§ **Given request**
Find all lines in the listing that include the word "JSON", then copy them.

§ **Exercise material**
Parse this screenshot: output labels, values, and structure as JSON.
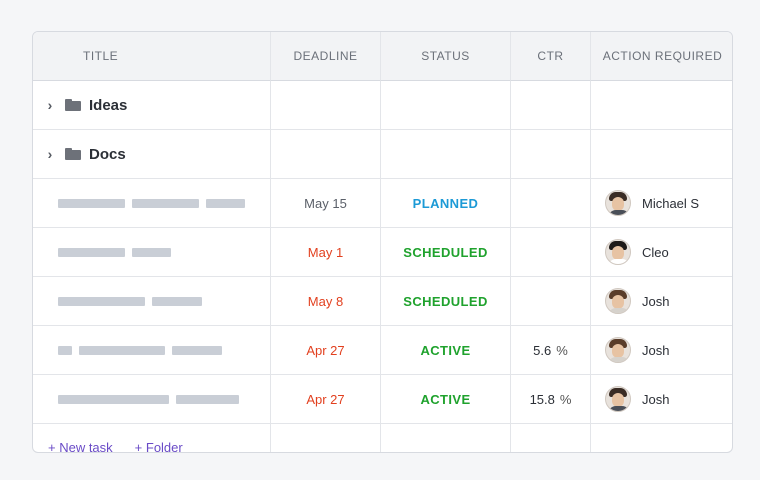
{
  "columns": [
    "TITLE",
    "DEADLINE",
    "STATUS",
    "CTR",
    "ACTION REQUIRED"
  ],
  "folders": [
    {
      "name": "Ideas",
      "icon": "folder-icon"
    },
    {
      "name": "Docs",
      "icon": "folder-icon"
    }
  ],
  "tasks": [
    {
      "deadline": "May 15",
      "deadline_color": "#5b6069",
      "status": "PLANNED",
      "status_color": "#1c9ad6",
      "ctr": "",
      "ctr_unit": "",
      "assignee": "Michael S",
      "avatar_hair": "#3a2c24",
      "avatar_shirt": "#4a4f58"
    },
    {
      "deadline": "May 1",
      "deadline_color": "#e2401f",
      "status": "SCHEDULED",
      "status_color": "#1fa22d",
      "ctr": "",
      "ctr_unit": "",
      "assignee": "Cleo",
      "avatar_hair": "#1e1a18",
      "avatar_shirt": "#ffffff"
    },
    {
      "deadline": "May 8",
      "deadline_color": "#e2401f",
      "status": "SCHEDULED",
      "status_color": "#1fa22d",
      "ctr": "",
      "ctr_unit": "",
      "assignee": "Josh",
      "avatar_hair": "#5a3d2a",
      "avatar_shirt": "#d6d2cc"
    },
    {
      "deadline": "Apr 27",
      "deadline_color": "#e2401f",
      "status": "ACTIVE",
      "status_color": "#1fa22d",
      "ctr": "5.6",
      "ctr_unit": "%",
      "assignee": "Josh",
      "avatar_hair": "#5a3d2a",
      "avatar_shirt": "#d6d2cc"
    },
    {
      "deadline": "Apr 27",
      "deadline_color": "#e2401f",
      "status": "ACTIVE",
      "status_color": "#1fa22d",
      "ctr": "15.8",
      "ctr_unit": "%",
      "assignee": "Josh",
      "avatar_hair": "#3a2c24",
      "avatar_shirt": "#4a4f58"
    }
  ],
  "footer": {
    "new_task": "+ New task",
    "new_folder": "+ Folder"
  }
}
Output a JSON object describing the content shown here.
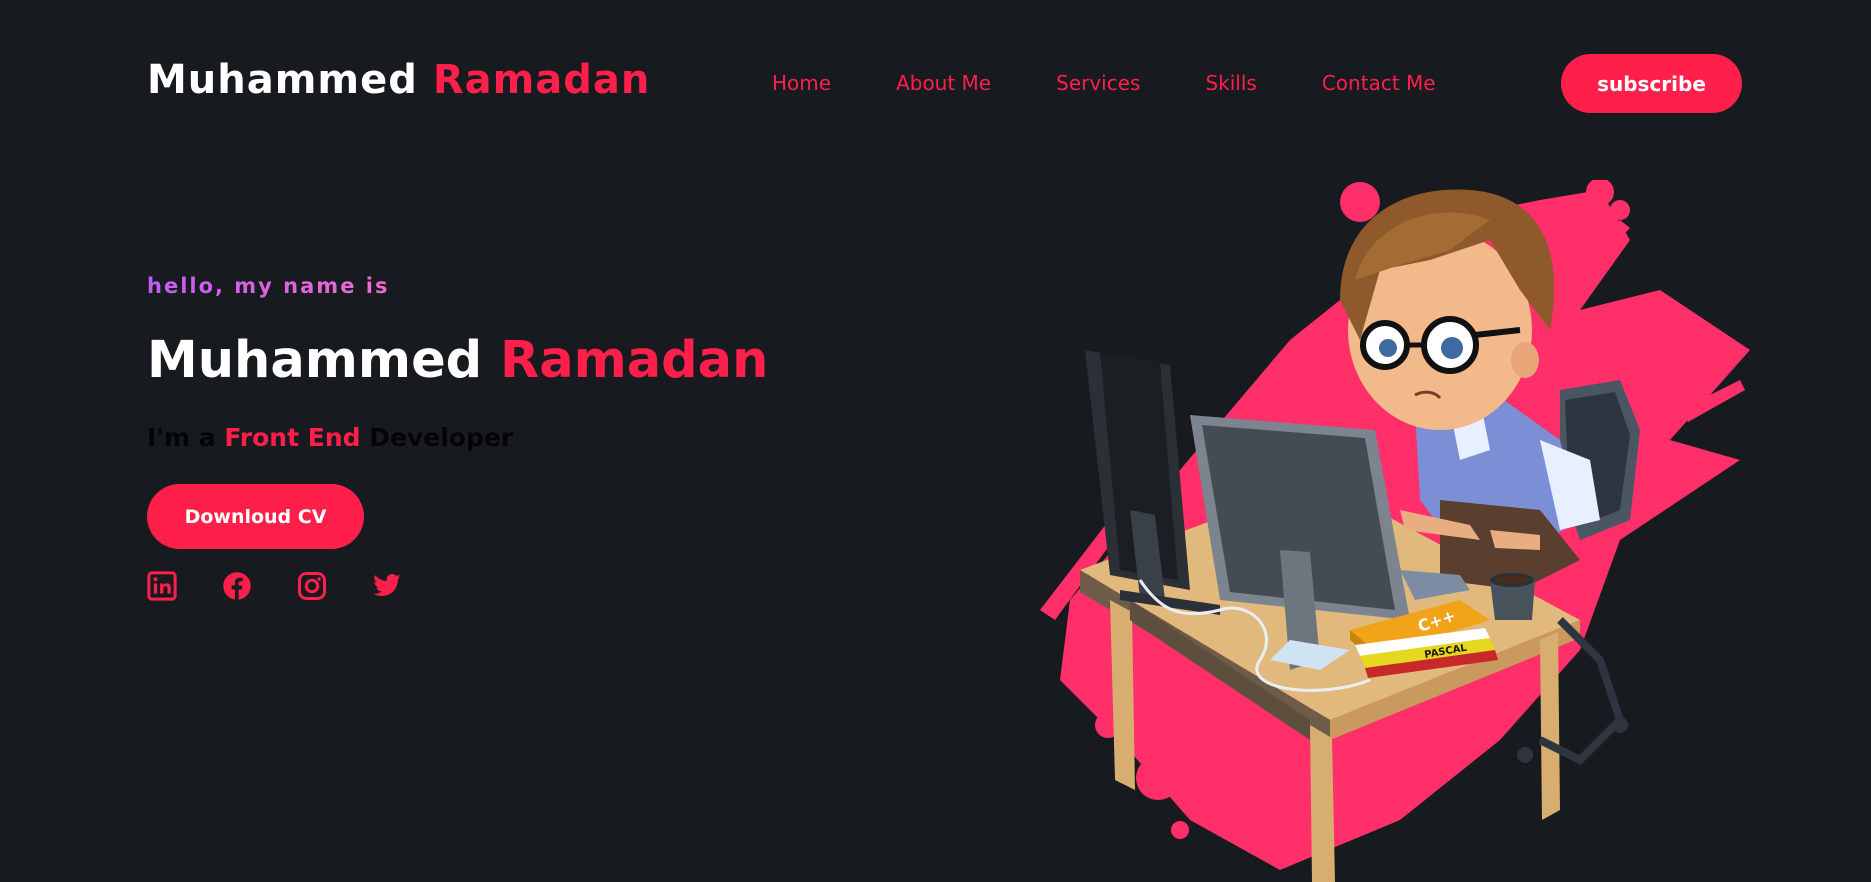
{
  "header": {
    "logo_first": "Muhammed",
    "logo_last": "Ramadan",
    "nav": [
      "Home",
      "About Me",
      "Services",
      "Skills",
      "Contact Me"
    ],
    "subscribe_label": "subscribe"
  },
  "hero": {
    "greeting": "hello, my name is",
    "name_first": "Muhammed",
    "name_last": "Ramadan",
    "role_prefix": "I'm a",
    "role_highlight": "Front End",
    "role_suffix": "Developer",
    "cv_button_label": "Downloud CV",
    "socials": [
      "linkedin-icon",
      "facebook-icon",
      "instagram-icon",
      "twitter-icon"
    ]
  },
  "illustration": {
    "book_top_label": "C++",
    "book_bottom_label": "PASCAL"
  },
  "colors": {
    "background": "#171a1e",
    "accent": "#ff1f4b",
    "text": "#ffffff",
    "greeting_gradient_start": "#c05cf5",
    "greeting_gradient_end": "#f06bcf"
  }
}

§ **Written response**
Parse this screenshot: output labels, values, and structure as JSON.
Output a JSON object describing the content shown here.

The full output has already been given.